§ **Exercise requirements**: Output an exact reproduction of the data.

☆ ☆ ☆

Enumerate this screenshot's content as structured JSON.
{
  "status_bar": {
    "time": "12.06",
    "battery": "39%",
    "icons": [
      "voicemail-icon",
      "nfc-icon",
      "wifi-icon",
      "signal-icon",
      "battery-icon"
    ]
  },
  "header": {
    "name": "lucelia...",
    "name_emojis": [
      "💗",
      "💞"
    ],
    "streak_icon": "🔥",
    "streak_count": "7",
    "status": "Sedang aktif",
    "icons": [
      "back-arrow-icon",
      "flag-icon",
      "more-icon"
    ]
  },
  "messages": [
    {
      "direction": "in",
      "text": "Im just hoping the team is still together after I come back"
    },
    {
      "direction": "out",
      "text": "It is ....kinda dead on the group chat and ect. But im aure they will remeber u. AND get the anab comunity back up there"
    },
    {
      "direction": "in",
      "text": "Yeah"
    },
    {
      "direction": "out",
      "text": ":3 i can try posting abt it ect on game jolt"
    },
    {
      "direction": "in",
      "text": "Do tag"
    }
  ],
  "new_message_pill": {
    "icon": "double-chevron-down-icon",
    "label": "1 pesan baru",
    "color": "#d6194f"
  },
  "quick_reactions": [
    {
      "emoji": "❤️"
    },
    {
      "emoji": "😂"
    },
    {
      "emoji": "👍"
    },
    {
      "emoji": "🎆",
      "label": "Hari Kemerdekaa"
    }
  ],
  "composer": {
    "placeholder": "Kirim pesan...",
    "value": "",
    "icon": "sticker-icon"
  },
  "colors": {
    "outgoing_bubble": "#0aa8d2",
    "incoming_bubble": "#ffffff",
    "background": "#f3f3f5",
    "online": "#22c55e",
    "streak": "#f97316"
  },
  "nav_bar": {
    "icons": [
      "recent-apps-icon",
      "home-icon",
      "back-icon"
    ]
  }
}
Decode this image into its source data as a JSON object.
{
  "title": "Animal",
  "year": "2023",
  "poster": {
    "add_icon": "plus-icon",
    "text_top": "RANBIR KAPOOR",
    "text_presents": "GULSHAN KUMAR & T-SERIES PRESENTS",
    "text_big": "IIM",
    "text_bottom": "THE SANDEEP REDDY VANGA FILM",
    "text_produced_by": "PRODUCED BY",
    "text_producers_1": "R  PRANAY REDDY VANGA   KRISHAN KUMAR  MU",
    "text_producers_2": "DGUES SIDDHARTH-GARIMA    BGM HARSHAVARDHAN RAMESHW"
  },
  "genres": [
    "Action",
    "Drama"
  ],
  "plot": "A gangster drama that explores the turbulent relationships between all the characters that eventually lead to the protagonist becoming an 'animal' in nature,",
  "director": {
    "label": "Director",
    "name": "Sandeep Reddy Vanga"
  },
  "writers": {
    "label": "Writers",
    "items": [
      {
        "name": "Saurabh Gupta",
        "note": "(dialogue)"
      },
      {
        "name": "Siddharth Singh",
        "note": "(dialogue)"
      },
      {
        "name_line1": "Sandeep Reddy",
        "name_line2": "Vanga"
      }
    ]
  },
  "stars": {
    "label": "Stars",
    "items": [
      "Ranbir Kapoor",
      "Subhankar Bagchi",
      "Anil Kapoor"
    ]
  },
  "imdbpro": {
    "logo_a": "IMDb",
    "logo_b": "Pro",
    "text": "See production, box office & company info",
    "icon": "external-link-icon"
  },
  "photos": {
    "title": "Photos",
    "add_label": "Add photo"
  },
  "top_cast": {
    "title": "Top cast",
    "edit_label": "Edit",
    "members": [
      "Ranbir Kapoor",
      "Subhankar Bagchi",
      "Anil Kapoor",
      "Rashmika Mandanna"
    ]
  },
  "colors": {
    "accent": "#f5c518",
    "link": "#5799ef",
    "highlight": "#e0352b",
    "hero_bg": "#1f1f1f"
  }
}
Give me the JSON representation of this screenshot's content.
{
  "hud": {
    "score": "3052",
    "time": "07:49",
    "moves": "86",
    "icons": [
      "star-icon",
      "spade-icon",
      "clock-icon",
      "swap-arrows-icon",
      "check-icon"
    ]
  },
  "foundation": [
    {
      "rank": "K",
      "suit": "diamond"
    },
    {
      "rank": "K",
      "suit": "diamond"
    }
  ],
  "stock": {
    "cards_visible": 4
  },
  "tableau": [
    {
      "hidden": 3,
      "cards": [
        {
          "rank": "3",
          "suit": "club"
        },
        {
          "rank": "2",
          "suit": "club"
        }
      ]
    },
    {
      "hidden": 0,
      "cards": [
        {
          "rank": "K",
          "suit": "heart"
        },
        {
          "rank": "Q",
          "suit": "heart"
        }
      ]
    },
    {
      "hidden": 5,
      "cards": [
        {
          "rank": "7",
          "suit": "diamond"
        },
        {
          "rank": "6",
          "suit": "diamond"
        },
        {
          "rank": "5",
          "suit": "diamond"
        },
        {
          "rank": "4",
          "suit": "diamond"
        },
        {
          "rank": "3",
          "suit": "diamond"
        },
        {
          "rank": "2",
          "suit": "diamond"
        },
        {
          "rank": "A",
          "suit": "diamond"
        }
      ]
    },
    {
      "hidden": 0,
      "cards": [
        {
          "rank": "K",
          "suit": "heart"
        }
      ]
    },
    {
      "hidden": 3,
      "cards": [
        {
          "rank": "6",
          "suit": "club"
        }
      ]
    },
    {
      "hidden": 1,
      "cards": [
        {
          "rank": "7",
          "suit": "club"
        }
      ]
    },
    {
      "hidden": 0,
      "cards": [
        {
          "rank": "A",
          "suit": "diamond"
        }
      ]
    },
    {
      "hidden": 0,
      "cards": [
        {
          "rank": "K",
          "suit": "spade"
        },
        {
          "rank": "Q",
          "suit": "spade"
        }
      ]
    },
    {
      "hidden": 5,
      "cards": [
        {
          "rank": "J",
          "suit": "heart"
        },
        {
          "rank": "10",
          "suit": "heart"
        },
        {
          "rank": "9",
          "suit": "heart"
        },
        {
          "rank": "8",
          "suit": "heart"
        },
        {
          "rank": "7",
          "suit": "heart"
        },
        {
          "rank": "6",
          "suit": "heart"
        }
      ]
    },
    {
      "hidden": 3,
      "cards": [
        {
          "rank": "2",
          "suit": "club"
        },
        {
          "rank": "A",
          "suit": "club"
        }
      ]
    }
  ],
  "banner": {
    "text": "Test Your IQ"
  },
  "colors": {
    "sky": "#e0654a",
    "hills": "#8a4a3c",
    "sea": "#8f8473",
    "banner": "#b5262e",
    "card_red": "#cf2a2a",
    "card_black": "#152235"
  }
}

☆ ☆ ☆

§ **Written response**:
Enumerate this screenshot's content as structured JSON.
{
  "status_bar": {
    "time": "12.06",
    "battery": "39%",
    "icons": [
      "voicemail-icon",
      "nfc-icon",
      "wifi-icon",
      "signal-icon",
      "battery-icon"
    ]
  },
  "header": {
    "name": "lucelia...",
    "name_emojis": [
      "💗",
      "💞"
    ],
    "streak_icon": "🔥",
    "streak_count": "7",
    "status": "Sedang aktif",
    "icons": [
      "back-arrow-icon",
      "flag-icon",
      "more-icon"
    ]
  },
  "messages": [
    {
      "direction": "in",
      "text": "Im just hoping the team is still together after I come back"
    },
    {
      "direction": "out",
      "text": "It is ....kinda dead on the group chat and ect. But im aure they will remeber u. AND get the anab comunity back up there"
    },
    {
      "direction": "in",
      "text": "Yeah"
    },
    {
      "direction": "out",
      "text": ":3 i can try posting abt it ect on game jolt"
    },
    {
      "direction": "in",
      "text": "Do tag"
    }
  ],
  "new_message_pill": {
    "icon": "double-chevron-down-icon",
    "label": "1 pesan baru",
    "color": "#d6194f"
  },
  "quick_reactions": [
    {
      "emoji": "❤️"
    },
    {
      "emoji": "😂"
    },
    {
      "emoji": "👍"
    },
    {
      "emoji": "🎆",
      "label": "Hari Kemerdekaa"
    }
  ],
  "composer": {
    "placeholder": "Kirim pesan...",
    "value": "",
    "icon": "sticker-icon"
  },
  "colors": {
    "outgoing_bubble": "#0aa8d2",
    "incoming_bubble": "#ffffff",
    "background": "#f3f3f5",
    "online": "#22c55e",
    "streak": "#f97316"
  },
  "nav_bar": {
    "icons": [
      "recent-apps-icon",
      "home-icon",
      "back-icon"
    ]
  }
}
Decode this image into its source data as a JSON object.
{
  "title": "Animal",
  "year": "2023",
  "poster": {
    "add_icon": "plus-icon",
    "text_top": "RANBIR KAPOOR",
    "text_presents": "GULSHAN KUMAR & T-SERIES PRESENTS",
    "text_big": "IIM",
    "text_bottom": "THE SANDEEP REDDY VANGA FILM",
    "text_produced_by": "PRODUCED BY",
    "text_producers_1": "R  PRANAY REDDY VANGA   KRISHAN KUMAR  MU",
    "text_producers_2": "DGUES SIDDHARTH-GARIMA    BGM HARSHAVARDHAN RAMESHW"
  },
  "genres": [
    "Action",
    "Drama"
  ],
  "plot": "A gangster drama that explores the turbulent relationships between all the characters that eventually lead to the protagonist becoming an 'animal' in nature,",
  "director": {
    "label": "Director",
    "name": "Sandeep Reddy Vanga"
  },
  "writers": {
    "label": "Writers",
    "items": [
      {
        "name": "Saurabh Gupta",
        "note": "(dialogue)"
      },
      {
        "name": "Siddharth Singh",
        "note": "(dialogue)"
      },
      {
        "name_line1": "Sandeep Reddy",
        "name_line2": "Vanga"
      }
    ]
  },
  "stars": {
    "label": "Stars",
    "items": [
      "Ranbir Kapoor",
      "Subhankar Bagchi",
      "Anil Kapoor"
    ]
  },
  "imdbpro": {
    "logo_a": "IMDb",
    "logo_b": "Pro",
    "text": "See production, box office & company info",
    "icon": "external-link-icon"
  },
  "photos": {
    "title": "Photos",
    "add_label": "Add photo"
  },
  "top_cast": {
    "title": "Top cast",
    "edit_label": "Edit",
    "members": [
      "Ranbir Kapoor",
      "Subhankar Bagchi",
      "Anil Kapoor",
      "Rashmika Mandanna"
    ]
  },
  "colors": {
    "accent": "#f5c518",
    "link": "#5799ef",
    "highlight": "#e0352b",
    "hero_bg": "#1f1f1f"
  }
}
Give me the JSON representation of this screenshot's content.
{
  "hud": {
    "score": "3052",
    "time": "07:49",
    "moves": "86",
    "icons": [
      "star-icon",
      "spade-icon",
      "clock-icon",
      "swap-arrows-icon",
      "check-icon"
    ]
  },
  "foundation": [
    {
      "rank": "K",
      "suit": "diamond"
    },
    {
      "rank": "K",
      "suit": "diamond"
    }
  ],
  "stock": {
    "cards_visible": 4
  },
  "tableau": [
    {
      "hidden": 3,
      "cards": [
        {
          "rank": "3",
          "suit": "club"
        },
        {
          "rank": "2",
          "suit": "club"
        }
      ]
    },
    {
      "hidden": 0,
      "cards": [
        {
          "rank": "K",
          "suit": "heart"
        },
        {
          "rank": "Q",
          "suit": "heart"
        }
      ]
    },
    {
      "hidden": 5,
      "cards": [
        {
          "rank": "7",
          "suit": "diamond"
        },
        {
          "rank": "6",
          "suit": "diamond"
        },
        {
          "rank": "5",
          "suit": "diamond"
        },
        {
          "rank": "4",
          "suit": "diamond"
        },
        {
          "rank": "3",
          "suit": "diamond"
        },
        {
          "rank": "2",
          "suit": "diamond"
        },
        {
          "rank": "A",
          "suit": "diamond"
        }
      ]
    },
    {
      "hidden": 0,
      "cards": [
        {
          "rank": "K",
          "suit": "heart"
        }
      ]
    },
    {
      "hidden": 3,
      "cards": [
        {
          "rank": "6",
          "suit": "club"
        }
      ]
    },
    {
      "hidden": 1,
      "cards": [
        {
          "rank": "7",
          "suit": "club"
        }
      ]
    },
    {
      "hidden": 0,
      "cards": [
        {
          "rank": "A",
          "suit": "diamond"
        }
      ]
    },
    {
      "hidden": 0,
      "cards": [
        {
          "rank": "K",
          "suit": "spade"
        },
        {
          "rank": "Q",
          "suit": "spade"
        }
      ]
    },
    {
      "hidden": 5,
      "cards": [
        {
          "rank": "J",
          "suit": "heart"
        },
        {
          "rank": "10",
          "suit": "heart"
        },
        {
          "rank": "9",
          "suit": "heart"
        },
        {
          "rank": "8",
          "suit": "heart"
        },
        {
          "rank": "7",
          "suit": "heart"
        },
        {
          "rank": "6",
          "suit": "heart"
        }
      ]
    },
    {
      "hidden": 3,
      "cards": [
        {
          "rank": "2",
          "suit": "club"
        },
        {
          "rank": "A",
          "suit": "club"
        }
      ]
    }
  ],
  "banner": {
    "text": "Test Your IQ"
  },
  "colors": {
    "sky": "#e0654a",
    "hills": "#8a4a3c",
    "sea": "#8f8473",
    "banner": "#b5262e",
    "card_red": "#cf2a2a",
    "card_black": "#152235"
  }
}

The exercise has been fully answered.